**Collected data entries**
•••••

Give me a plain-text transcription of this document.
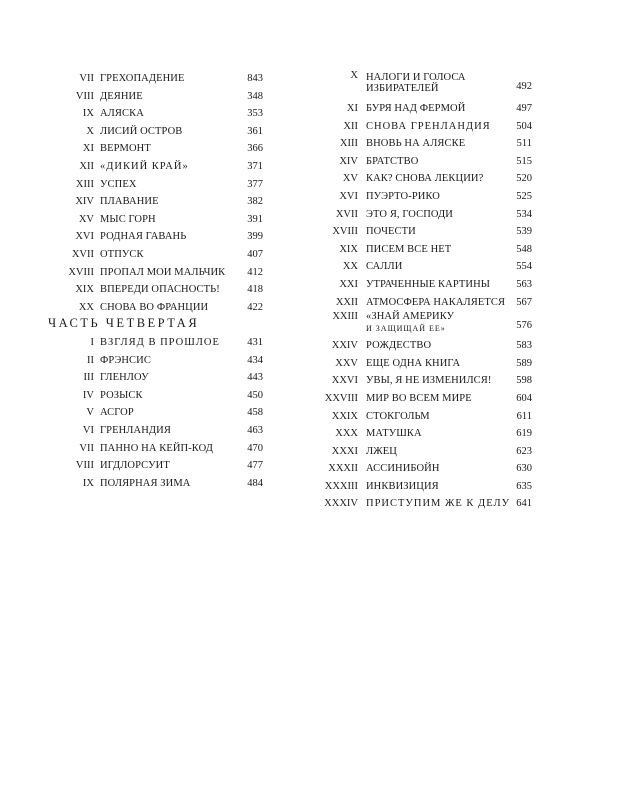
VII ГРЕХОПАДЕНИЕ	843
VIII ДЕЯНИЕ	348
IX АЛЯСКА	353
X ЛИСИЙ ОСТРОВ	361
XI ВЕРМОНТ	366
XII «ДИКИЙ КРАЙ»	371
XIII УСПЕХ	377
XIV ПЛАВАНИЕ	382
XV МЫС ГОРН	391
XVI РОДНАЯ ГАВАНЬ	399
XVII ОТПУСК	407
XVIII ПРОПАЛ МОИ МАЛЬЧИК	412
XIX ВПЕРЕДИ ОПАСНОСТЬ!	418
XX СНОВА ВО ФРАНЦИИ	422
ЧАСТЬ ЧЕТВЕРТАЯ
I ВЗГЛЯД В ПРОШЛОЕ	431
II ФРЭНСИС	434
III ГЛЕНЛОУ	443
IV РОЗЫСК	450
V АСГОР	458
VI ГРЕНЛАНДИЯ	463
VII ПАННО НА КЕЙП-КОД	470
VIII ИГДЛОРСУИТ	477
IX ПОЛЯРНАЯ ЗИМА	484
X НАЛОГИ И ГОЛОСА
ИЗБИРАТЕЛЕЙ	492
XI БУРЯ НАД ФЕРМОЙ	497
XII СНОВА ГРЕНЛАНДИЯ	504
XIII ВНОВЬ НА АЛЯСКЕ	511
XIV БРАТСТВО	515
XV КАК? СНОВА ЛЕКЦИИ?	520
XVI ПУЭРТО-РИКО	525
XVII ЭТО Я, ГОСПОДИ	534
XVIII ПОЧЕСТИ	539
XIX ПИСЕМ ВСЕ НЕТ	548
XX САЛЛИ	554
XXI УТРАЧЕННЫЕ КАРТИНЫ	563
XXII АТМОСФЕРА НАКАЛЯЕТСЯ	567
XXIII «ЗНАЙ АМЕРИКУ
И ЗАЩИЩАЙ ЕЕ»	576
XXIV РОЖДЕСТВО	583
XXV ЕЩЕ ОДНА КНИГА	589
XXVI УВЫ, Я НЕ ИЗМЕНИЛСЯ!	598
XXVIII МИР ВО ВСЕМ МИРЕ	604
XXIX СТОКГОЛЬМ	611
XXX МАТУШКА	619
XXXI ЛЖЕЦ	623
XXXII АССИНИБОЙН	630
XXXIII ИНКВИЗИЦИЯ	635
XXXIV ПРИСТУПИМ ЖЕ К ДЕЛУ 641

•••••

Quote all of the entries word for word, omitting any pictures.

**Solution for this task**
Give me a plain-text transcription of this document.
VII ГРЕХОПАДЕНИЕ	843
VIII ДЕЯНИЕ	348
IX АЛЯСКА	353
X ЛИСИЙ ОСТРОВ	361
XI ВЕРМОНТ	366
XII «ДИКИЙ КРАЙ»	371
XIII УСПЕХ	377
XIV ПЛАВАНИЕ	382
XV МЫС ГОРН	391
XVI РОДНАЯ ГАВАНЬ	399
XVII ОТПУСК	407
XVIII ПРОПАЛ МОИ МАЛЬЧИК	412
XIX ВПЕРЕДИ ОПАСНОСТЬ!	418
XX СНОВА ВО ФРАНЦИИ	422
ЧАСТЬ ЧЕТВЕРТАЯ
I ВЗГЛЯД В ПРОШЛОЕ	431
II ФРЭНСИС	434
III ГЛЕНЛОУ	443
IV РОЗЫСК	450
V АСГОР	458
VI ГРЕНЛАНДИЯ	463
VII ПАННО НА КЕЙП-КОД	470
VIII ИГДЛОРСУИТ	477
IX ПОЛЯРНАЯ ЗИМА	484
X НАЛОГИ И ГОЛОСА
ИЗБИРАТЕЛЕЙ	492
XI БУРЯ НАД ФЕРМОЙ	497
XII СНОВА ГРЕНЛАНДИЯ	504
XIII ВНОВЬ НА АЛЯСКЕ	511
XIV БРАТСТВО	515
XV КАК? СНОВА ЛЕКЦИИ?	520
XVI ПУЭРТО-РИКО	525
XVII ЭТО Я, ГОСПОДИ	534
XVIII ПОЧЕСТИ	539
XIX ПИСЕМ ВСЕ НЕТ	548
XX САЛЛИ	554
XXI УТРАЧЕННЫЕ КАРТИНЫ	563
XXII АТМОСФЕРА НАКАЛЯЕТСЯ	567
XXIII «ЗНАЙ АМЕРИКУ
И ЗАЩИЩАЙ ЕЕ»	576
XXIV РОЖДЕСТВО	583
XXV ЕЩЕ ОДНА КНИГА	589
XXVI УВЫ, Я НЕ ИЗМЕНИЛСЯ!	598
XXVIII МИР ВО ВСЕМ МИРЕ	604
XXIX СТОКГОЛЬМ	611
XXX МАТУШКА	619
XXXI ЛЖЕЦ	623
XXXII АССИНИБОЙН	630
XXXIII ИНКВИЗИЦИЯ	635
XXXIV ПРИСТУПИМ ЖЕ К ДЕЛУ 641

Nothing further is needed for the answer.